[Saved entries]
- - - -
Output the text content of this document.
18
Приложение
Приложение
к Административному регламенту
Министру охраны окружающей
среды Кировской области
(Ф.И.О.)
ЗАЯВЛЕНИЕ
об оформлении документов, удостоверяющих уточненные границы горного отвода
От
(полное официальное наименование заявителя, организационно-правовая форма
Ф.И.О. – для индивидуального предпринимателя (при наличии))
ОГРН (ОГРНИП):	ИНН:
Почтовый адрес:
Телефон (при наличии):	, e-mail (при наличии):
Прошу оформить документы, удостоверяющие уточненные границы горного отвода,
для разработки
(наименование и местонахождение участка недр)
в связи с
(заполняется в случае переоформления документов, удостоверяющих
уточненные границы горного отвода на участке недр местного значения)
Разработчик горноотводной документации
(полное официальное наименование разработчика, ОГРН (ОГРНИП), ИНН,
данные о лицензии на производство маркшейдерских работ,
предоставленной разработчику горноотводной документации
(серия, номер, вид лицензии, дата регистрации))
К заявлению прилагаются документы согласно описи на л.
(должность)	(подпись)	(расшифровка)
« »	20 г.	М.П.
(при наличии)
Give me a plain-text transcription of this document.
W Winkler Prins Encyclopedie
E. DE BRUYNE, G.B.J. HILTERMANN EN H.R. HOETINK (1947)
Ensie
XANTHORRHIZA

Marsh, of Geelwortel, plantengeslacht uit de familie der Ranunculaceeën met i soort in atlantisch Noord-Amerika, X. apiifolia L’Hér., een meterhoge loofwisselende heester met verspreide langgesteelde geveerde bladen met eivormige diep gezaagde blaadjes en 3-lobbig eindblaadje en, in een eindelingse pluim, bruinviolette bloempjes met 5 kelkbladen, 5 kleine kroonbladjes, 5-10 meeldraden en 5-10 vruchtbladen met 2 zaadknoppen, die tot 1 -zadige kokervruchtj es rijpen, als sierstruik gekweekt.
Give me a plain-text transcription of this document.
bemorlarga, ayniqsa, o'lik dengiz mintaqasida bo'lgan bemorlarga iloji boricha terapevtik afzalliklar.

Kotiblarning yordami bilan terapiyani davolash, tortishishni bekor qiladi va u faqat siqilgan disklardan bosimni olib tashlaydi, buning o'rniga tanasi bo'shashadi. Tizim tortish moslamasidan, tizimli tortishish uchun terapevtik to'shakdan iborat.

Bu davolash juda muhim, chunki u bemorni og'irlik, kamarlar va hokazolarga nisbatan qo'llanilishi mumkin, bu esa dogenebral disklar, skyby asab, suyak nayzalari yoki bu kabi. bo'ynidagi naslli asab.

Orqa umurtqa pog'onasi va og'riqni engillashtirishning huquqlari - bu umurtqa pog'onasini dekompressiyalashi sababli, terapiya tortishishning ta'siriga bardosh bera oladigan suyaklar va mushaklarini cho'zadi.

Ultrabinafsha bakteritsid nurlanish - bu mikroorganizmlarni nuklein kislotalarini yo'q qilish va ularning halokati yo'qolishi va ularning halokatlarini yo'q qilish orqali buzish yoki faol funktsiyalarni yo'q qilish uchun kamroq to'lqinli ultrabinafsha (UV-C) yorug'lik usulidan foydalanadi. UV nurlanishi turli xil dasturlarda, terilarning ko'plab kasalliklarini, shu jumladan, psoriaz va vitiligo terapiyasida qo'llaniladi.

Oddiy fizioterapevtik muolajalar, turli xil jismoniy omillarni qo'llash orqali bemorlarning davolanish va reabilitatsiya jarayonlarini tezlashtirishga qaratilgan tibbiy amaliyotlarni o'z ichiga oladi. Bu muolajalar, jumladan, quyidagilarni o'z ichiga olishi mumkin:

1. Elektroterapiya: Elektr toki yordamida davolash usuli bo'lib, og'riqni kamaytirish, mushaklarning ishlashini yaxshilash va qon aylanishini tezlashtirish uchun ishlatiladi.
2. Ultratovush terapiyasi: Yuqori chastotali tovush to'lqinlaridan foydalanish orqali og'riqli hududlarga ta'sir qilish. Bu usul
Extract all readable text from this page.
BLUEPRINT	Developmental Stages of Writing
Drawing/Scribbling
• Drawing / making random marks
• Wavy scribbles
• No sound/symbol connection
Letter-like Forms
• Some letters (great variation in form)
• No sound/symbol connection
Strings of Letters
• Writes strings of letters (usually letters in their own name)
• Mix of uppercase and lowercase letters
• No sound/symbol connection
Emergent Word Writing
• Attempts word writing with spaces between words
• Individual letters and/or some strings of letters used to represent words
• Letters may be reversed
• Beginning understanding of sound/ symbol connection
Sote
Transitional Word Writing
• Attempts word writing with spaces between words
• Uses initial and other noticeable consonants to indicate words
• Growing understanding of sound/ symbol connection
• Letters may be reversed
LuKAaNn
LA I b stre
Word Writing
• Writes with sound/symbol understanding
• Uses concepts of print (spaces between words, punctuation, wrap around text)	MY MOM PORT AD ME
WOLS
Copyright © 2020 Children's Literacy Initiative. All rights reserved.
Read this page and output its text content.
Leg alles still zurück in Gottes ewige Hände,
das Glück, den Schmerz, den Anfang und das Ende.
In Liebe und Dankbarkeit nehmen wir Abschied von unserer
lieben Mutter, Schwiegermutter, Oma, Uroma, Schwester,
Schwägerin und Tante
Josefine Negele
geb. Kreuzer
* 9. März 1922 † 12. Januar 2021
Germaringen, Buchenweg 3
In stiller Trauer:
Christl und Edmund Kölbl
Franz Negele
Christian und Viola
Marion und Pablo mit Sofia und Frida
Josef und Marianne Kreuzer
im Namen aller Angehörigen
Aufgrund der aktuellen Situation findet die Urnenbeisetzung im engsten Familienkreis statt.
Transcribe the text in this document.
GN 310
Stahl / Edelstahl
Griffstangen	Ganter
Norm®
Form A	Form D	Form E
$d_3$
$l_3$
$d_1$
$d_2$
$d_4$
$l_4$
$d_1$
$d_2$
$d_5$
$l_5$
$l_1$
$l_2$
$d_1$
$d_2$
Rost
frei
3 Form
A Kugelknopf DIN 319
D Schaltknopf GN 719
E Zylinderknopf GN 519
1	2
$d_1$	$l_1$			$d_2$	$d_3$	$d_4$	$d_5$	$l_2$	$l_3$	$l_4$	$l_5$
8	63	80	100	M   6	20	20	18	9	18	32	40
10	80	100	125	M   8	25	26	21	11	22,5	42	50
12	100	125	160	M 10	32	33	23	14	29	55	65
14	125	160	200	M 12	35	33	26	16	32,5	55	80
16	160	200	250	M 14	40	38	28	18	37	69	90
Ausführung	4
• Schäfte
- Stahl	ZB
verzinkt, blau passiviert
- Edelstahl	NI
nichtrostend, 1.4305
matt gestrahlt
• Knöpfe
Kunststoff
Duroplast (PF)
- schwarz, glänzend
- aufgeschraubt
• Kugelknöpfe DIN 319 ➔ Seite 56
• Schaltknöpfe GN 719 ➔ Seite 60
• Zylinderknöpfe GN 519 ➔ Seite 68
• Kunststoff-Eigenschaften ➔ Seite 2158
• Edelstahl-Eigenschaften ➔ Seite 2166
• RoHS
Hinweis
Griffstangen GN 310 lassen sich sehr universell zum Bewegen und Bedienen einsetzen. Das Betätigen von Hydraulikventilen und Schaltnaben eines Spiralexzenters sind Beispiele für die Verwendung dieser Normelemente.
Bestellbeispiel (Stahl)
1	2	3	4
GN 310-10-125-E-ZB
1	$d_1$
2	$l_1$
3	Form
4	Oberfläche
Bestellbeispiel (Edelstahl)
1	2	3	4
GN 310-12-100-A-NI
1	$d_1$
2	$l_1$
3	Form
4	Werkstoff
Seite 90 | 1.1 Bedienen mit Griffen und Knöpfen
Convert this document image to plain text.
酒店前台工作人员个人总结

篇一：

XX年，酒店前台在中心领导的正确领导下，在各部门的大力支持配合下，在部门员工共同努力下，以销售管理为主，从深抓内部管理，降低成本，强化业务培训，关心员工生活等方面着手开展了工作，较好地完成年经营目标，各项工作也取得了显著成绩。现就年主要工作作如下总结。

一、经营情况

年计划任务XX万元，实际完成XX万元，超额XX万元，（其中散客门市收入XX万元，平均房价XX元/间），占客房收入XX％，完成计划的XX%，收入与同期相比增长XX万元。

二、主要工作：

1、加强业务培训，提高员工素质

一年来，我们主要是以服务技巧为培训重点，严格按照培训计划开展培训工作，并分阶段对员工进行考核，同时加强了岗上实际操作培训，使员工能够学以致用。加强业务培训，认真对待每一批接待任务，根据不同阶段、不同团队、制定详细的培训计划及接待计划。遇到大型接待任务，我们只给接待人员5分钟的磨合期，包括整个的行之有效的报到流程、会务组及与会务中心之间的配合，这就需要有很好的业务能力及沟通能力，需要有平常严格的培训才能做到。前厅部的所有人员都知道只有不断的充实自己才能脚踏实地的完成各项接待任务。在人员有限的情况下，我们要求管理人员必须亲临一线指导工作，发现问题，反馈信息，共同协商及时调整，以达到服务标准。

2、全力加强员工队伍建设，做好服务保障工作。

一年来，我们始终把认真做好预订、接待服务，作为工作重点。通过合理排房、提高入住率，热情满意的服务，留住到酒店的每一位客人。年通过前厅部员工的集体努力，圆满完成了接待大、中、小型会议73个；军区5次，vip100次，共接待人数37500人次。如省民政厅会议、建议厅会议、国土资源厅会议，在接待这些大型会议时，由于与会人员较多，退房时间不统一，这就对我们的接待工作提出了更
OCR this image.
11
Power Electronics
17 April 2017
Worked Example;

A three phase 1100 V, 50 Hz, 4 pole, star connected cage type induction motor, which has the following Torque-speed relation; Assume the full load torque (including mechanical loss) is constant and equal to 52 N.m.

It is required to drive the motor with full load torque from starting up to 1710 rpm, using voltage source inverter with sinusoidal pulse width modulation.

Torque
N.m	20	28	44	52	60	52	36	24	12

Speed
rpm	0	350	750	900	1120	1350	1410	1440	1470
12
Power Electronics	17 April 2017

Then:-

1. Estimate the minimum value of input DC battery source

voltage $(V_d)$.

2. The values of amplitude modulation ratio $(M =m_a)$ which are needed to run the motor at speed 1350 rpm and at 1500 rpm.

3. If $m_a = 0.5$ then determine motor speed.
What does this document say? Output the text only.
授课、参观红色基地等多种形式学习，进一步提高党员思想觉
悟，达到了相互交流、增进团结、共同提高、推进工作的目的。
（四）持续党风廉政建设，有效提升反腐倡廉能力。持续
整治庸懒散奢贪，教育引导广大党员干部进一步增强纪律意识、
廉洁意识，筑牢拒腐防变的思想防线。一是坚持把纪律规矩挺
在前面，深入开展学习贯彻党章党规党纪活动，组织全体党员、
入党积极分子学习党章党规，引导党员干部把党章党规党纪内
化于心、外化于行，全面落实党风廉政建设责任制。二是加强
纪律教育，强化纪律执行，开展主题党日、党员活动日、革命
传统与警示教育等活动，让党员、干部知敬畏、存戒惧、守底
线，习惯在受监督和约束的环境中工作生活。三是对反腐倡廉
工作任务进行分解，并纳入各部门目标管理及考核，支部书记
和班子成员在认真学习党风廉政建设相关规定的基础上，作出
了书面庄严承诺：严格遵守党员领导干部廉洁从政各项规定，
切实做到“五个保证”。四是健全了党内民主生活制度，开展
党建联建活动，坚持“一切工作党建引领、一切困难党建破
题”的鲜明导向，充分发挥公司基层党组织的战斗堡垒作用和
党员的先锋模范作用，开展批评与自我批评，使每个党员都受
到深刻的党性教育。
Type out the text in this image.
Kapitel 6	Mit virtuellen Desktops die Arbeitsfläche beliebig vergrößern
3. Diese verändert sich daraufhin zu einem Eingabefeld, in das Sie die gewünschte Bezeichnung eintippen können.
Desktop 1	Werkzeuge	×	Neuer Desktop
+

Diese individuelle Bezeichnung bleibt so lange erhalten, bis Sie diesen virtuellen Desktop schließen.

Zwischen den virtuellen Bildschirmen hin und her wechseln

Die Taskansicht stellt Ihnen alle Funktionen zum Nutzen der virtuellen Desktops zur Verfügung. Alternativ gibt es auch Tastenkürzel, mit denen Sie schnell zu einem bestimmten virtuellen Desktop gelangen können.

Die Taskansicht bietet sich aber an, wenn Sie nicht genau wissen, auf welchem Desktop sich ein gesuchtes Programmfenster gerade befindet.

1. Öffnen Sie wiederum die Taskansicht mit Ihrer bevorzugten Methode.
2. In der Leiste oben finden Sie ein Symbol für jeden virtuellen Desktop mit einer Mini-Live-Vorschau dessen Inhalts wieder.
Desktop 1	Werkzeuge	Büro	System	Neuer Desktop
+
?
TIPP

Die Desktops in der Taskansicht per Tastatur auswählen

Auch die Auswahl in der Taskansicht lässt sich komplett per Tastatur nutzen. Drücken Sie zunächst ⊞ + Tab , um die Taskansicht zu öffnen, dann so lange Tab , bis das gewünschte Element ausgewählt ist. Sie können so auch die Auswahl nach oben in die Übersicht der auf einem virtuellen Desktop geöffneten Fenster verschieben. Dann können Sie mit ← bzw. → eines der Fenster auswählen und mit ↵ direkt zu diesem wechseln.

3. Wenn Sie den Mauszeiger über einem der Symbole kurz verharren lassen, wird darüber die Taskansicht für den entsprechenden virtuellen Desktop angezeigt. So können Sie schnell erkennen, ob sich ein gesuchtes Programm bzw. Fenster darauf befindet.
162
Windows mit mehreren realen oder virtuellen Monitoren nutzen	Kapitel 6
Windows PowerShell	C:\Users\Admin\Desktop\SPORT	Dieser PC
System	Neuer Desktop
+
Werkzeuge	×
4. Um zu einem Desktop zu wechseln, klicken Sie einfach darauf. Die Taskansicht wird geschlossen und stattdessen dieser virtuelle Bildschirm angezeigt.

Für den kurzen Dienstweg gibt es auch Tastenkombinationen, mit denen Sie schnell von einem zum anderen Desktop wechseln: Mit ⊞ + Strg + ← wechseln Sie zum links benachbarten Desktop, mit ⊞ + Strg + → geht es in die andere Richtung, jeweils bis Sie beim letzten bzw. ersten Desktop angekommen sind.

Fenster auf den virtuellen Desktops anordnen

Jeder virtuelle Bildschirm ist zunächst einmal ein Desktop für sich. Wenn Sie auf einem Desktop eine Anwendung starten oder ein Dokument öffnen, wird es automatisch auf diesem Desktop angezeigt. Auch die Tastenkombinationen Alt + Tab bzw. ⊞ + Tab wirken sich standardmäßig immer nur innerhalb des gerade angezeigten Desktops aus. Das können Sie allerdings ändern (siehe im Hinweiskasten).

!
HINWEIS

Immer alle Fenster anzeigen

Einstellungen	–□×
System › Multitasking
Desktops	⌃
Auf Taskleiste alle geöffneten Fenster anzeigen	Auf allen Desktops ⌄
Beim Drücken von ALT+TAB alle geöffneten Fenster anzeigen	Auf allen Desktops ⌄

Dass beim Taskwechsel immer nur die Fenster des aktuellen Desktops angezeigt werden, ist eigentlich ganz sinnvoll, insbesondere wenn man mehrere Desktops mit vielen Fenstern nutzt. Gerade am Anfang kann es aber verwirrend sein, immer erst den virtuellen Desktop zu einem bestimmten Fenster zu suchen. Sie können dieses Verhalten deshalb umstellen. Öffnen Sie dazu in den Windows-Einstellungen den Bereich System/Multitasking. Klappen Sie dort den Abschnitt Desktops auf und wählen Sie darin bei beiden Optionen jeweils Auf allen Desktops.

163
- - - -
WRITTEN EXERCISE
Copy every line of the records above that holds the word "Bedienen".

CORRECT OUTPUT
Griffstangen GN 310 lassen sich sehr universell zum Bewegen und Bedienen einsetzen. Das Betätigen von Hydraulikventilen und Schaltnaben eines Spiralexzenters sind Beispiele für die Verwendung dieser Normelemente.
Seite 90 | 1.1 Bedienen mit Griffen und Knöpfen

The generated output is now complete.